Task inputs ::

++++++++++

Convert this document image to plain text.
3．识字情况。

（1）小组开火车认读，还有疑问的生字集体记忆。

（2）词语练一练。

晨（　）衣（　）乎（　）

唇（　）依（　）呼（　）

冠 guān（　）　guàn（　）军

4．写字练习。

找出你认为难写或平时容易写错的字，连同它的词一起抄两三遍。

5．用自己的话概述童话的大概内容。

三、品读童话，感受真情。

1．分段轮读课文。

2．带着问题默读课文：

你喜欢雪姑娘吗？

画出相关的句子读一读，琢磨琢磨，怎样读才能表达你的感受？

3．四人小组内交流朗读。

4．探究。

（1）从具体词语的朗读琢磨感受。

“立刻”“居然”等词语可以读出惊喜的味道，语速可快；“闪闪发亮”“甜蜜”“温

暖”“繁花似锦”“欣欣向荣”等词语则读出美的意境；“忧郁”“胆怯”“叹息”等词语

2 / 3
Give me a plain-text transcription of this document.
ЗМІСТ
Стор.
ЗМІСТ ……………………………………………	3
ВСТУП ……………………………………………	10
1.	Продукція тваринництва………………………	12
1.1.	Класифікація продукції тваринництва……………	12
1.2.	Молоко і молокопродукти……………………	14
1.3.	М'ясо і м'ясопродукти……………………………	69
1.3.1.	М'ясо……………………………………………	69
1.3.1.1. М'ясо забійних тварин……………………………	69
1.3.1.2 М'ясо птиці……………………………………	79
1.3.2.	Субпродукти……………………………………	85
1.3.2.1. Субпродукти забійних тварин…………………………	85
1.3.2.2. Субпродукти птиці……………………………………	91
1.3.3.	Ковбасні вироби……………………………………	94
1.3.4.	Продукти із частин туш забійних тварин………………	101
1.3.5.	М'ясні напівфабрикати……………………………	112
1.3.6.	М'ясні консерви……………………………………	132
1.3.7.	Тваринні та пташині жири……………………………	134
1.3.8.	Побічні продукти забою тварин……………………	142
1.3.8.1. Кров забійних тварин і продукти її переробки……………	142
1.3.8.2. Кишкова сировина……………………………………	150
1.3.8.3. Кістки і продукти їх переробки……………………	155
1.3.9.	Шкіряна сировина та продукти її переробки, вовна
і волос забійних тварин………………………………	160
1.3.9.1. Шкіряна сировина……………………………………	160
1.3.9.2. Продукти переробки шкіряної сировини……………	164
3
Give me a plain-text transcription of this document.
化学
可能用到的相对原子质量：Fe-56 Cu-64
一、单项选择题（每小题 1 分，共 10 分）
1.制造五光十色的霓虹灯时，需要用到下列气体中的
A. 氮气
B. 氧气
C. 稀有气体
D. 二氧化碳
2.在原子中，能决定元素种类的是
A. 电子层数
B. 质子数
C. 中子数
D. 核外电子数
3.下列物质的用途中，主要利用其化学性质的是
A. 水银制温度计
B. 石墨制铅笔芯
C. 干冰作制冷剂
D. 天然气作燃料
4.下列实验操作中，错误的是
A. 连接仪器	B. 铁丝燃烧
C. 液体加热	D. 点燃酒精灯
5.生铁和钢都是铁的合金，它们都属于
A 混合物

++++++++++

Exercise directions :: Reproduce the full listing word for word.

Solution ::
Convert this document image to plain text.
3．识字情况。

（1）小组开火车认读，还有疑问的生字集体记忆。

（2）词语练一练。

晨（　）衣（　）乎（　）

唇（　）依（　）呼（　）

冠 guān（　）　guàn（　）军

4．写字练习。

找出你认为难写或平时容易写错的字，连同它的词一起抄两三遍。

5．用自己的话概述童话的大概内容。

三、品读童话，感受真情。

1．分段轮读课文。

2．带着问题默读课文：

你喜欢雪姑娘吗？

画出相关的句子读一读，琢磨琢磨，怎样读才能表达你的感受？

3．四人小组内交流朗读。

4．探究。

（1）从具体词语的朗读琢磨感受。

“立刻”“居然”等词语可以读出惊喜的味道，语速可快；“闪闪发亮”“甜蜜”“温

暖”“繁花似锦”“欣欣向荣”等词语则读出美的意境；“忧郁”“胆怯”“叹息”等词语

2 / 3
Give me a plain-text transcription of this document.
ЗМІСТ
Стор.
ЗМІСТ ……………………………………………	3
ВСТУП ……………………………………………	10
1.	Продукція тваринництва………………………	12
1.1.	Класифікація продукції тваринництва……………	12
1.2.	Молоко і молокопродукти……………………	14
1.3.	М'ясо і м'ясопродукти……………………………	69
1.3.1.	М'ясо……………………………………………	69
1.3.1.1. М'ясо забійних тварин……………………………	69
1.3.1.2 М'ясо птиці……………………………………	79
1.3.2.	Субпродукти……………………………………	85
1.3.2.1. Субпродукти забійних тварин…………………………	85
1.3.2.2. Субпродукти птиці……………………………………	91
1.3.3.	Ковбасні вироби……………………………………	94
1.3.4.	Продукти із частин туш забійних тварин………………	101
1.3.5.	М'ясні напівфабрикати……………………………	112
1.3.6.	М'ясні консерви……………………………………	132
1.3.7.	Тваринні та пташині жири……………………………	134
1.3.8.	Побічні продукти забою тварин……………………	142
1.3.8.1. Кров забійних тварин і продукти її переробки……………	142
1.3.8.2. Кишкова сировина……………………………………	150
1.3.8.3. Кістки і продукти їх переробки……………………	155
1.3.9.	Шкіряна сировина та продукти її переробки, вовна
і волос забійних тварин………………………………	160
1.3.9.1. Шкіряна сировина……………………………………	160
1.3.9.2. Продукти переробки шкіряної сировини……………	164
3
Give me a plain-text transcription of this document.
化学
可能用到的相对原子质量：Fe-56 Cu-64
一、单项选择题（每小题 1 分，共 10 分）
1.制造五光十色的霓虹灯时，需要用到下列气体中的
A. 氮气
B. 氧气
C. 稀有气体
D. 二氧化碳
2.在原子中，能决定元素种类的是
A. 电子层数
B. 质子数
C. 中子数
D. 核外电子数
3.下列物质的用途中，主要利用其化学性质的是
A. 水银制温度计
B. 石墨制铅笔芯
C. 干冰作制冷剂
D. 天然气作燃料
4.下列实验操作中，错误的是
A. 连接仪器	B. 铁丝燃烧
C. 液体加热	D. 点燃酒精灯
5.生铁和钢都是铁的合金，它们都属于
A 混合物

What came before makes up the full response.